### RECORD EXCERPTS
____________________

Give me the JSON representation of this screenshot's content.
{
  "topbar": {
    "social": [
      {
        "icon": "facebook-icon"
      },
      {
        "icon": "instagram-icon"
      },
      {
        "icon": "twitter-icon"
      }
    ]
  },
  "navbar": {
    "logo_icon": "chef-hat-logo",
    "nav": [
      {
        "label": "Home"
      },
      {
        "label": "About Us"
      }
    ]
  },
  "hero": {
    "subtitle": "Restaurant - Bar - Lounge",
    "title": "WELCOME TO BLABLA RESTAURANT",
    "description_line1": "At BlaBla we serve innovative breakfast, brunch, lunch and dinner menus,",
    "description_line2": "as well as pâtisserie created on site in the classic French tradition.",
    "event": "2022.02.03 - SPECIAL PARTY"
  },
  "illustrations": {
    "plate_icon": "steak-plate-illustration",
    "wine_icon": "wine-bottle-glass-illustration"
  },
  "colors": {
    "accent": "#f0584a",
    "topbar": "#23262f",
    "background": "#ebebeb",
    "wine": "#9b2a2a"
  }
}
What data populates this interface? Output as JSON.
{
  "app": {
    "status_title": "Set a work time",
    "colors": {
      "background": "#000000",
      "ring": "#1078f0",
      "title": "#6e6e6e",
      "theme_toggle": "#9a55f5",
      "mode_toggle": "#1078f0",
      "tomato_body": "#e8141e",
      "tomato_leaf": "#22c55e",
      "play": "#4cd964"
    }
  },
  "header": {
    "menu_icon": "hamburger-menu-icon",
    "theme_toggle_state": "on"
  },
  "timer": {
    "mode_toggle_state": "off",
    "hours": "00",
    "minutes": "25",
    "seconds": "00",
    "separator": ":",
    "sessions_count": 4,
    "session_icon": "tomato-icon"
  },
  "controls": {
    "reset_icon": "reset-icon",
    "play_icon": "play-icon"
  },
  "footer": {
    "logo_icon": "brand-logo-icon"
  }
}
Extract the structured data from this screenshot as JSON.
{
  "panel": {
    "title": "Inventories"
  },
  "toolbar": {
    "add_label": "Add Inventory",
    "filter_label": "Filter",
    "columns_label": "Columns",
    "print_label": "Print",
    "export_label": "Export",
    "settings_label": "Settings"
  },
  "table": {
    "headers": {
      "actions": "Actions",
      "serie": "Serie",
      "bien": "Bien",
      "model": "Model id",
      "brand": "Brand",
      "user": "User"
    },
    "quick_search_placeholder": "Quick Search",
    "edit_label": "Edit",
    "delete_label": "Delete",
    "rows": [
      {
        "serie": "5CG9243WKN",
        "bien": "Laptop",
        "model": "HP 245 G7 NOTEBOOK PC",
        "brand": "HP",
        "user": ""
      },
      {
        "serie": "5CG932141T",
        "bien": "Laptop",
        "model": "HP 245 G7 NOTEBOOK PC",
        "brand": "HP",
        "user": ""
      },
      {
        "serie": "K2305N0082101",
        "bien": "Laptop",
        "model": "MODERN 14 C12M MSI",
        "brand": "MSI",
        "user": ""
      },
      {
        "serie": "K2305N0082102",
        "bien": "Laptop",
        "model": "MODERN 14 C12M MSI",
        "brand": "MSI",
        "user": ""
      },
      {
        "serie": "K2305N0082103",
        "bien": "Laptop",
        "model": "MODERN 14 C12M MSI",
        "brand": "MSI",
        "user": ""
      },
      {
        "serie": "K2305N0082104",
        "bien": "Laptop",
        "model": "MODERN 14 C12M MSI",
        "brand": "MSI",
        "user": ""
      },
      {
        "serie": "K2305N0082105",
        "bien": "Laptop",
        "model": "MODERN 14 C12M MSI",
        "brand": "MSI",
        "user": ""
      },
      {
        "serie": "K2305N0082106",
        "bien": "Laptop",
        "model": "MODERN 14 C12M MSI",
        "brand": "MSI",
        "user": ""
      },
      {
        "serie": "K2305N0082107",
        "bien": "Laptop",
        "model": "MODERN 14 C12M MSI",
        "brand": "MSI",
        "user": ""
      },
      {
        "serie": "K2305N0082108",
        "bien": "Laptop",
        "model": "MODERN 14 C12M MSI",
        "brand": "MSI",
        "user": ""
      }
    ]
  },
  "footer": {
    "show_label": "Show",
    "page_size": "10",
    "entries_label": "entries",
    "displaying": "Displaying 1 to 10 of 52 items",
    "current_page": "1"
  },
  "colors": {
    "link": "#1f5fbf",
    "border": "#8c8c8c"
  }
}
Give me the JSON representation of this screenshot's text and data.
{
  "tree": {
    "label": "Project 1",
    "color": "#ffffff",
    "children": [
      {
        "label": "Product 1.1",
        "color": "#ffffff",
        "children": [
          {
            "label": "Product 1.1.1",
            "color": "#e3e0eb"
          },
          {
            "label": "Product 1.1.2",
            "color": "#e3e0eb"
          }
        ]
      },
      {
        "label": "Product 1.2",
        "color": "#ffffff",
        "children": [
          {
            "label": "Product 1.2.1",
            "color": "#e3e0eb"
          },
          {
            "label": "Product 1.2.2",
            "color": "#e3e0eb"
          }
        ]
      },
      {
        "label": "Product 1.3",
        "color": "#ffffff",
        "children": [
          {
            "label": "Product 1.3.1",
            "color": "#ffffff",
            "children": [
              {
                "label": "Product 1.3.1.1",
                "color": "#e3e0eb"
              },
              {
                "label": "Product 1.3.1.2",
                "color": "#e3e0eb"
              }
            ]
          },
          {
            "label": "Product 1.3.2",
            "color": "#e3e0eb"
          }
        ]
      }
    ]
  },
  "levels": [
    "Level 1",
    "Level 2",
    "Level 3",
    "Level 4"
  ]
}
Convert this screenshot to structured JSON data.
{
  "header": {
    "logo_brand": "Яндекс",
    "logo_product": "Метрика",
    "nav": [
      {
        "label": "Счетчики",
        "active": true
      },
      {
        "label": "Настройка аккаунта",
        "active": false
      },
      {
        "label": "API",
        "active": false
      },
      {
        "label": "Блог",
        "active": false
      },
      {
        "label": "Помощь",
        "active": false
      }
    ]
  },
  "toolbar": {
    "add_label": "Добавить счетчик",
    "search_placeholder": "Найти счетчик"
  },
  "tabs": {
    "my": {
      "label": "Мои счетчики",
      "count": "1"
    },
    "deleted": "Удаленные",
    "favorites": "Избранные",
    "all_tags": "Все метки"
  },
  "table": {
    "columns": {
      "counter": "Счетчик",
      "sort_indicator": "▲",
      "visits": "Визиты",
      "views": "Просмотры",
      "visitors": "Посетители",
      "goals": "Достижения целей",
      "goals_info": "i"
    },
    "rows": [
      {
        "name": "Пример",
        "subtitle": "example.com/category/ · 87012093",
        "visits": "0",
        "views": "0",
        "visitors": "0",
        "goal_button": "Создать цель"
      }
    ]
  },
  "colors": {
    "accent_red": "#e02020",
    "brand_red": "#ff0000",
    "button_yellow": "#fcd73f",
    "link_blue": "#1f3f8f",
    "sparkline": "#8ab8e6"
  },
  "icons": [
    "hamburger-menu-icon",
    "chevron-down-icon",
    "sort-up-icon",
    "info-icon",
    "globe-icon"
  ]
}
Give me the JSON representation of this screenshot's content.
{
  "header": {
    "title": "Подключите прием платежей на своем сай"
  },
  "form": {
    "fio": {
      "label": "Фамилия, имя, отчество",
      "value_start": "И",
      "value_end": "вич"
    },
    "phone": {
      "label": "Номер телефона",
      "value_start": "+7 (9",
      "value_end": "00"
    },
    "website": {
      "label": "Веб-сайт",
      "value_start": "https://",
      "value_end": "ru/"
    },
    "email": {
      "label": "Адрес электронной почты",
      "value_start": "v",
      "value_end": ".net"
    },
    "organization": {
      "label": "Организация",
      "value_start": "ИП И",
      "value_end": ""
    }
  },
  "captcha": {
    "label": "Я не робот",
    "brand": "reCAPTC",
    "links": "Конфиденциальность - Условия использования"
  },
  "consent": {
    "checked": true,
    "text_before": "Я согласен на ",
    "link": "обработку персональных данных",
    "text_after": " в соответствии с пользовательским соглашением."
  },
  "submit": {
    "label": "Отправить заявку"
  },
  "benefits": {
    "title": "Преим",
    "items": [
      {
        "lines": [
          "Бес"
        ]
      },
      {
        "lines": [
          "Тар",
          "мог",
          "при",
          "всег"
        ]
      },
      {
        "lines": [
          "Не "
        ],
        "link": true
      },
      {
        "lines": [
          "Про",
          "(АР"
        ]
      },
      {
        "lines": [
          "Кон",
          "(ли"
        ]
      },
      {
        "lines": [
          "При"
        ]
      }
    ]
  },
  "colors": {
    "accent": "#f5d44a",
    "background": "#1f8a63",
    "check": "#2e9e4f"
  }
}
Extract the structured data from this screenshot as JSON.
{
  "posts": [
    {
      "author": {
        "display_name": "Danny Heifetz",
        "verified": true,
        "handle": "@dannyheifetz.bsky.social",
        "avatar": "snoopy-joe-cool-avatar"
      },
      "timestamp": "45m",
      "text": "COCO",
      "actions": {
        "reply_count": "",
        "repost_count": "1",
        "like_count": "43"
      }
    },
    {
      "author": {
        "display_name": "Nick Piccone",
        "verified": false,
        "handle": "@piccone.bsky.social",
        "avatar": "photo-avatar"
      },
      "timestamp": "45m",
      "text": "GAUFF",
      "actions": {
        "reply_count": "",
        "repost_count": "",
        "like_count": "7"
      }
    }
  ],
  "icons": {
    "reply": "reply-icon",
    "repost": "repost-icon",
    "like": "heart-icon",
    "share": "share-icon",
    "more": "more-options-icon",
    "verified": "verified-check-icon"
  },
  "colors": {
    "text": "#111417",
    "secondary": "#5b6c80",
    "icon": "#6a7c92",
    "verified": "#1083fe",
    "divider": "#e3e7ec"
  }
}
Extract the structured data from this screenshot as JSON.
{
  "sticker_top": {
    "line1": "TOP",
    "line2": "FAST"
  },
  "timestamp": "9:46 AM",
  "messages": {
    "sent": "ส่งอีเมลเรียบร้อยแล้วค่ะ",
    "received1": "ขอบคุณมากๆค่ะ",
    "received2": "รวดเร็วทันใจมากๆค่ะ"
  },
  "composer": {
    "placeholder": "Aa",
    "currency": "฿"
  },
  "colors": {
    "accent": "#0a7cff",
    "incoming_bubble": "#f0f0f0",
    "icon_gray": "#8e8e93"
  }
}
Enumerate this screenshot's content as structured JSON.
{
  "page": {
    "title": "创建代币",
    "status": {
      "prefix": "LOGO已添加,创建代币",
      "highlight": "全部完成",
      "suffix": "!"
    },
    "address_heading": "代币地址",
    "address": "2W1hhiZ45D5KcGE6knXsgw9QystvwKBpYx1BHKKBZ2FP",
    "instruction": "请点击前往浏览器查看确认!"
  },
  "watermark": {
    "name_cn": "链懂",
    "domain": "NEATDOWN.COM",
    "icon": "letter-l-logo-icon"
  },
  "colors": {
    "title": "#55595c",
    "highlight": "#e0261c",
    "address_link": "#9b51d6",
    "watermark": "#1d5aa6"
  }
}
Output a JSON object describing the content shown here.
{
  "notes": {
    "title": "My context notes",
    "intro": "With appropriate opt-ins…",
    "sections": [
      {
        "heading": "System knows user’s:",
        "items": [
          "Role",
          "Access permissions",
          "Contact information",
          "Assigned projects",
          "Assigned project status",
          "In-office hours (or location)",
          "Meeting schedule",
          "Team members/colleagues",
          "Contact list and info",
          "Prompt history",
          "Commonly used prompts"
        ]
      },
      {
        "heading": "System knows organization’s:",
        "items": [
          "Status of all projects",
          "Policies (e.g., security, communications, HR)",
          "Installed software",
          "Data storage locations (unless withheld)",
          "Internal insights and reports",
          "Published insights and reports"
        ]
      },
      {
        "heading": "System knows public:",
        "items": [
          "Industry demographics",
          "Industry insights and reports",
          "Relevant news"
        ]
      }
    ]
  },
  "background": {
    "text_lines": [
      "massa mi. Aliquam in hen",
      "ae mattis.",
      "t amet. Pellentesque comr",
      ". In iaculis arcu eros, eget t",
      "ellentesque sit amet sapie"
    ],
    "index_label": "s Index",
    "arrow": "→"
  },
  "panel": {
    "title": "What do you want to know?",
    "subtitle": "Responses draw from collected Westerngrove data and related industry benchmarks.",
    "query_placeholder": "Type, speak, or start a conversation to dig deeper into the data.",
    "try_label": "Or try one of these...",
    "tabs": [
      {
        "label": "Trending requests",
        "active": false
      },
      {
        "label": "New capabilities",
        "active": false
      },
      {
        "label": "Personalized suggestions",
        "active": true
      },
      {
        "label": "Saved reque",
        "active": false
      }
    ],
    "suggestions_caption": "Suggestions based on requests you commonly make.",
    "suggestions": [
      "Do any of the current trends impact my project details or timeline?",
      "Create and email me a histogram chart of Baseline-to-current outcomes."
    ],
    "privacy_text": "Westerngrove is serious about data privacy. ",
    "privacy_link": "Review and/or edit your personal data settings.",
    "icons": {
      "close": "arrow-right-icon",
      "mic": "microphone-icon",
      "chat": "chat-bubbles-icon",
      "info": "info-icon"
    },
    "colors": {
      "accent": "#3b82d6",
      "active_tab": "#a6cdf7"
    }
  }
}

____________________

### WORK TO BE COMPLETED
Identify and extract each line of the listing that contains "avatar".

### THE OUTPUT
        "avatar": "snoopy-joe-cool-avatar"
        "avatar": "photo-avatar"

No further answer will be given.